→ **Task goal**: Your task is to transcribe the data in full.

→ **Input**:
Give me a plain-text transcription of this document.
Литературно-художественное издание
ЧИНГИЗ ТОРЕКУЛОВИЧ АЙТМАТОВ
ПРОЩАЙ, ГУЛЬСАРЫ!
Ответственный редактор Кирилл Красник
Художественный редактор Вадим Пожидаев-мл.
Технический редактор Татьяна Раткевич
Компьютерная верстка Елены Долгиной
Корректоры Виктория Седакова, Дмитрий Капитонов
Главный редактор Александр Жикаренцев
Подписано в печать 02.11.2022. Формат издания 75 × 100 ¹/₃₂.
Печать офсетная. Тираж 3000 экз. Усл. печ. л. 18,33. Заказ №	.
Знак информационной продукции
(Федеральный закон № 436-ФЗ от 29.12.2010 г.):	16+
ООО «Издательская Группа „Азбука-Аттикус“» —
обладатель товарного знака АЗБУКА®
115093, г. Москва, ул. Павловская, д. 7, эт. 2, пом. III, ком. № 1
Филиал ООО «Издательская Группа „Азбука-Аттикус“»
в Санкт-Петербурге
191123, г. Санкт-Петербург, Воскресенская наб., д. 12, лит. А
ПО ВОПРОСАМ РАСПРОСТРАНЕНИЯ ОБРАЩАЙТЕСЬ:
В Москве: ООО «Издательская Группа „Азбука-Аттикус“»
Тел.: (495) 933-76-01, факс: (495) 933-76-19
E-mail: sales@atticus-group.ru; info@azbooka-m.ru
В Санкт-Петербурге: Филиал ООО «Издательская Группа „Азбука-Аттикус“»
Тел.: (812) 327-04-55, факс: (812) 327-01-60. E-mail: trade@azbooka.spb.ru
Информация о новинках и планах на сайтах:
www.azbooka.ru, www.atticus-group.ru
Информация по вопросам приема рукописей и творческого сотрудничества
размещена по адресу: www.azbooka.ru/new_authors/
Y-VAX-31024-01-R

→ **Written response**:
Give me a plain-text transcription of this document.
Литературно-художественное издание
ЧИНГИЗ ТОРЕКУЛОВИЧ АЙТМАТОВ
ПРОЩАЙ, ГУЛЬСАРЫ!
Ответственный редактор Кирилл Красник
Художественный редактор Вадим Пожидаев-мл.
Технический редактор Татьяна Раткевич
Компьютерная верстка Елены Долгиной
Корректоры Виктория Седакова, Дмитрий Капитонов
Главный редактор Александр Жикаренцев
Подписано в печать 02.11.2022. Формат издания 75 × 100 ¹/₃₂.
Печать офсетная. Тираж 3000 экз. Усл. печ. л. 18,33. Заказ №	.
Знак информационной продукции
(Федеральный закон № 436-ФЗ от 29.12.2010 г.):	16+
ООО «Издательская Группа „Азбука-Аттикус“» —
обладатель товарного знака АЗБУКА®
115093, г. Москва, ул. Павловская, д. 7, эт. 2, пом. III, ком. № 1
Филиал ООО «Издательская Группа „Азбука-Аттикус“»
в Санкт-Петербурге
191123, г. Санкт-Петербург, Воскресенская наб., д. 12, лит. А
ПО ВОПРОСАМ РАСПРОСТРАНЕНИЯ ОБРАЩАЙТЕСЬ:
В Москве: ООО «Издательская Группа „Азбука-Аттикус“»
Тел.: (495) 933-76-01, факс: (495) 933-76-19
E-mail: sales@atticus-group.ru; info@azbooka-m.ru
В Санкт-Петербурге: Филиал ООО «Издательская Группа „Азбука-Аттикус“»
Тел.: (812) 327-04-55, факс: (812) 327-01-60. E-mail: trade@azbooka.spb.ru
Информация о новинках и планах на сайтах:
www.azbooka.ru, www.atticus-group.ru
Информация по вопросам приема рукописей и творческого сотрудничества
размещена по адресу: www.azbooka.ru/new_authors/
Y-VAX-31024-01-R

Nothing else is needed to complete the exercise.